- TASK PROMPT:
Please convert each line of the entries below into a Markdown table with the columns "Row" and "Line", numbering the rows and skipping blank lines. Leave the pictures out of the table.

- STORED DATA:

+===+

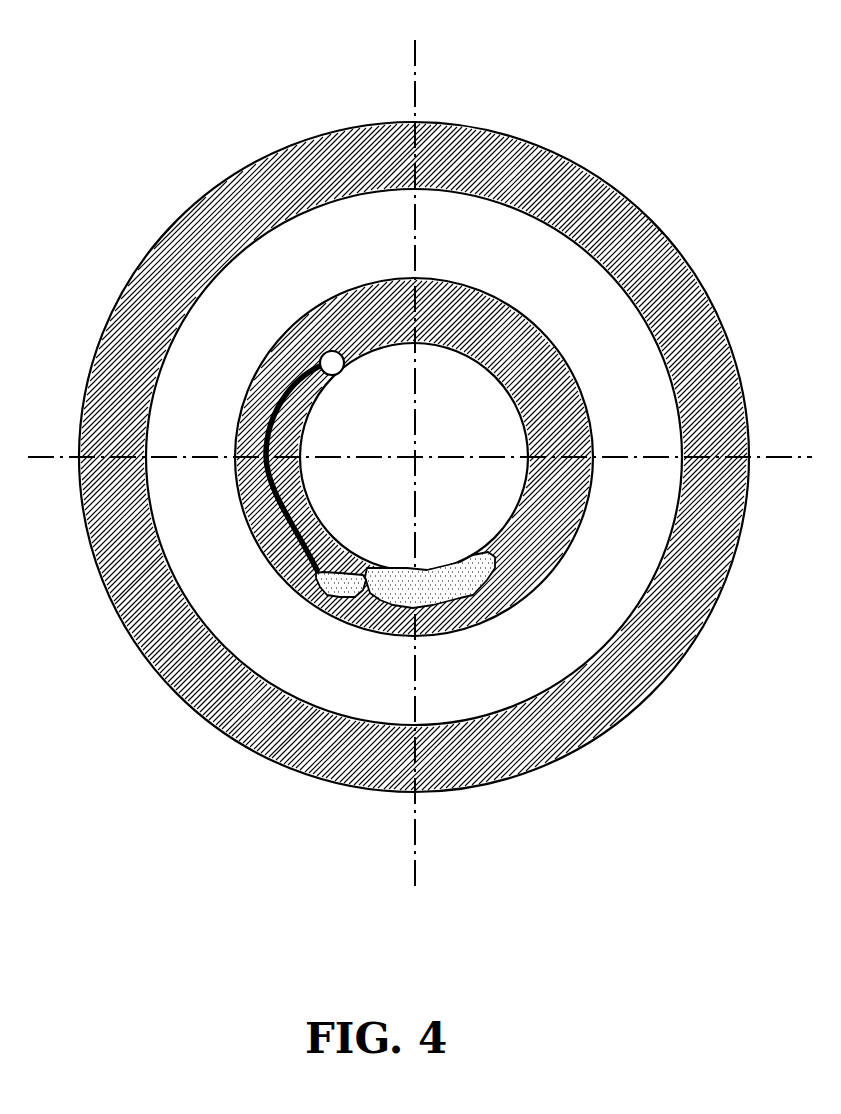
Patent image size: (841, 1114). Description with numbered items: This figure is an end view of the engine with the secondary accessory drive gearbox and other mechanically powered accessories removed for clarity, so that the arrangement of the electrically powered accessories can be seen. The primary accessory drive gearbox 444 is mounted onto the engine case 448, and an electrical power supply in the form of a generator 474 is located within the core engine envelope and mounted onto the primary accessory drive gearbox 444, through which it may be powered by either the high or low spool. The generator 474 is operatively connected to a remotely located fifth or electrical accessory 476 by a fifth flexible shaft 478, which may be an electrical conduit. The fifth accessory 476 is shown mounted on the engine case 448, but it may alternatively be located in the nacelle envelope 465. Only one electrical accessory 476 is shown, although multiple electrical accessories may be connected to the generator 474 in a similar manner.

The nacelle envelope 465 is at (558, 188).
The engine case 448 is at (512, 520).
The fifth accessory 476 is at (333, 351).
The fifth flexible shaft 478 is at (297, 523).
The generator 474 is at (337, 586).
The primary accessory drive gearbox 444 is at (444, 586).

+===+

- WRITTEN RESPONSE:
| Row | Line |
|---|---|
| 1 | Patent image size: (841, 1114). Description with numbered items: This figure is an end view of the engine with the secondary accessory drive gearbox and other mechanically powered accessories removed for clarity, so that the arrangement of the electrically powered accessories can be seen. The primary accessory drive gearbox 444 is mounted onto the engine case 448, and an electrical power supply in the form of a generator 474 is located within the core engine envelope and mounted onto the primary accessory drive gearbox 444, through which it may be powered by either the high or low spool. The generator 474 is operatively connected to a remotely located fifth or electrical accessory 476 by a fifth flexible shaft 478, which may be an electrical conduit. The fifth accessory 476 is shown mounted on the engine case 448, but it may alternatively be located in the nacelle envelope 465. Only one electrical accessory 476 is shown, although multiple electrical accessories may be connected to the generator 474 in a similar manner. |
| 2 | The nacelle envelope 465 is at (558, 188). |
| 3 | The engine case 448 is at (512, 520). |
| 4 | The fifth accessory 476 is at (333, 351). |
| 5 | The fifth flexible shaft 478 is at (297, 523). |
| 6 | The generator 474 is at (337, 586). |
| 7 | The primary accessory drive gearbox 444 is at (444, 586). |